== WHAT THE TASK ASKS ==
Look through the material and copy each line holding "California".

== DATA PROVIDED ==
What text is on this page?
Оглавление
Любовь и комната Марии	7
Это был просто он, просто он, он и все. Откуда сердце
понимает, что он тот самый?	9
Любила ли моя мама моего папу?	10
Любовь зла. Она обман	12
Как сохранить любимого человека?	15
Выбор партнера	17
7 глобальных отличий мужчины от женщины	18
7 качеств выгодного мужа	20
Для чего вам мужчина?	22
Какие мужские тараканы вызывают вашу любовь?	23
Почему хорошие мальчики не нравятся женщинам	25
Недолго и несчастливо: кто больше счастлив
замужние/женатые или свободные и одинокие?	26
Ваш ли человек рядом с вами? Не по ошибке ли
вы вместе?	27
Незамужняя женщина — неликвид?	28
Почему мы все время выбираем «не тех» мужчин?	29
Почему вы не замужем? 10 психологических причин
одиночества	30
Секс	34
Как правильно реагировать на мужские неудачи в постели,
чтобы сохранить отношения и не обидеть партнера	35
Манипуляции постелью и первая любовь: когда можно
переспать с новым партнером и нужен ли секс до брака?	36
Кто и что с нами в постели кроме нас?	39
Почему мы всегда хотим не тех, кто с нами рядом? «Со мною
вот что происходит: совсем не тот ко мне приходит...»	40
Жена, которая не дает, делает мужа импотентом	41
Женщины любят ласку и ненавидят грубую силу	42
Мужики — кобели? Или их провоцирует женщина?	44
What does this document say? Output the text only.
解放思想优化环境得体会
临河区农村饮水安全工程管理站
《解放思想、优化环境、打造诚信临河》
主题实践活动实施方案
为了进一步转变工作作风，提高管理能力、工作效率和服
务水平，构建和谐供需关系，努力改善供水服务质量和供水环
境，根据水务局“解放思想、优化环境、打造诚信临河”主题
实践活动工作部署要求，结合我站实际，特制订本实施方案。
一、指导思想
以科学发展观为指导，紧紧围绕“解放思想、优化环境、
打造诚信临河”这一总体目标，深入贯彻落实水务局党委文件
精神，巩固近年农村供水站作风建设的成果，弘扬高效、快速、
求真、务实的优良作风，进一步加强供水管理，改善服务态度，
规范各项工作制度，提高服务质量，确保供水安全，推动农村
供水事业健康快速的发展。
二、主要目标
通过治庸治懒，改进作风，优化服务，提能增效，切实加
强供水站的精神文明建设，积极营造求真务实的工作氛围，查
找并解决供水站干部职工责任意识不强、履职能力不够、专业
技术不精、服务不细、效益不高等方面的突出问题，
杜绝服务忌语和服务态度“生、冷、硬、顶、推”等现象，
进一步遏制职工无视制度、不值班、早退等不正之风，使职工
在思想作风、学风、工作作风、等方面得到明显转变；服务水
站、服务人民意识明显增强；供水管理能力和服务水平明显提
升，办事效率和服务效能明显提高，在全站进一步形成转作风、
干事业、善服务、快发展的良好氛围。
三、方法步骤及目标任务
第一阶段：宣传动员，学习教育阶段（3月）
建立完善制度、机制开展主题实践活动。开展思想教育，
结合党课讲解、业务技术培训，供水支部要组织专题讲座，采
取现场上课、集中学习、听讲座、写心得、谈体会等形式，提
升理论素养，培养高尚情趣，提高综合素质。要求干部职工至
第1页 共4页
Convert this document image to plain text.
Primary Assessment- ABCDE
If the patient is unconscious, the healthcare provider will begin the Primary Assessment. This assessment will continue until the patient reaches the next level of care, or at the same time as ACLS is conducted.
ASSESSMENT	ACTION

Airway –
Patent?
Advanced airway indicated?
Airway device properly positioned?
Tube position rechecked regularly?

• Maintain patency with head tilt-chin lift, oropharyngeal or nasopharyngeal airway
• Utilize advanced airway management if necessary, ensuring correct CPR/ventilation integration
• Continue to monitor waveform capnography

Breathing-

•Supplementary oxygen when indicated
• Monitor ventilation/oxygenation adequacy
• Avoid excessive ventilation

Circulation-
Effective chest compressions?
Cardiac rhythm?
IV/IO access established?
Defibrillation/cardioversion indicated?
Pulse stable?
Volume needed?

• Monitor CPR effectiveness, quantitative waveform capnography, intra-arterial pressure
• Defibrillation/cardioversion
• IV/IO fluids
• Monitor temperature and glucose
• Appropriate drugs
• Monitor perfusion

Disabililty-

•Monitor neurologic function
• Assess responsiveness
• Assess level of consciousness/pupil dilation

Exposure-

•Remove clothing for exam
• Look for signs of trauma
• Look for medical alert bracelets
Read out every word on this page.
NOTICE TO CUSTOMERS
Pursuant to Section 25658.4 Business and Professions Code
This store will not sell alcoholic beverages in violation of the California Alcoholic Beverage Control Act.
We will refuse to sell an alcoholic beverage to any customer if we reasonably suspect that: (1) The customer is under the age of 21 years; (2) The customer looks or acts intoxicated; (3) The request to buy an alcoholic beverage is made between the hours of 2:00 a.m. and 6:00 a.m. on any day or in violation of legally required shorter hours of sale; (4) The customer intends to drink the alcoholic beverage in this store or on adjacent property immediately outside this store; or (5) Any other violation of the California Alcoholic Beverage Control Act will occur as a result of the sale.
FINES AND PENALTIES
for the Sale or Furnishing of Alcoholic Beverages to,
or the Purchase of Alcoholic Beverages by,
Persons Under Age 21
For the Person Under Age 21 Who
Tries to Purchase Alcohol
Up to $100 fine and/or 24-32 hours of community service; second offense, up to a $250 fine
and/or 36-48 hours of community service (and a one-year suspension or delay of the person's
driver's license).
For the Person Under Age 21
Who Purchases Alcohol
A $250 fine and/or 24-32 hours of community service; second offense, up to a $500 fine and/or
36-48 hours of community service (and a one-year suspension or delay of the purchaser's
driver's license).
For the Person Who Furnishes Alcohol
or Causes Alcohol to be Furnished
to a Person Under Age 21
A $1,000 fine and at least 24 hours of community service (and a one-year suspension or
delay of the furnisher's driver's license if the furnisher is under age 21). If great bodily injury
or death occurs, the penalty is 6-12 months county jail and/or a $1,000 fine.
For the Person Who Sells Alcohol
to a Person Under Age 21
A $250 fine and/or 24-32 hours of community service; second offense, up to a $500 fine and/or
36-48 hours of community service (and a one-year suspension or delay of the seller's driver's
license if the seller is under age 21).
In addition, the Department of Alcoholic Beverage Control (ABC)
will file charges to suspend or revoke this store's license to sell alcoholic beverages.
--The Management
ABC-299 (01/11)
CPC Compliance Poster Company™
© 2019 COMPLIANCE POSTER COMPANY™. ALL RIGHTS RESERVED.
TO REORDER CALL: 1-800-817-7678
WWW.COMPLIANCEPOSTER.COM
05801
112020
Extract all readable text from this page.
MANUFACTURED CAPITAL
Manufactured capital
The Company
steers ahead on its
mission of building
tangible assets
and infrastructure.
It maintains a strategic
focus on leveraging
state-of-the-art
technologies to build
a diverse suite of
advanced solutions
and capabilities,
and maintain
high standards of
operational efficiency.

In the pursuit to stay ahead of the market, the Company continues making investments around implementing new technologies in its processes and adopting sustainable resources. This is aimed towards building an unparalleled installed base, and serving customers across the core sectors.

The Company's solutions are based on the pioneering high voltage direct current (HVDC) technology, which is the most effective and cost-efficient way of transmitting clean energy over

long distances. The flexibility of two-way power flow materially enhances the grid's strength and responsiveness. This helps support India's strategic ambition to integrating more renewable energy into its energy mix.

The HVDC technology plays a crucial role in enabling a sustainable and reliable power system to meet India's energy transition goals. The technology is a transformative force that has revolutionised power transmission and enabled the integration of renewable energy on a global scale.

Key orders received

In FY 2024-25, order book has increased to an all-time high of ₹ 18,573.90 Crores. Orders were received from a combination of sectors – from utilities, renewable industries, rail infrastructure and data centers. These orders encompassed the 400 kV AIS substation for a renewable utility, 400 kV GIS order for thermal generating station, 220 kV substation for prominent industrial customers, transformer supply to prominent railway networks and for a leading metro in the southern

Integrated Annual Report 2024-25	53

== OUTPUT BELOW ==
This store will not sell alcoholic beverages in violation of the California Alcoholic Beverage Control Act.
We will refuse to sell an alcoholic beverage to any customer if we reasonably suspect that: (1) The customer is under the age of 21 years; (2) The customer looks or acts intoxicated; (3) The request to buy an alcoholic beverage is made between the hours of 2:00 a.m. and 6:00 a.m. on any day or in violation of legally required shorter hours of sale; (4) The customer intends to drink the alcoholic beverage in this store or on adjacent property immediately outside this store; or (5) Any other violation of the California Alcoholic Beverage Control Act will occur as a result of the sale.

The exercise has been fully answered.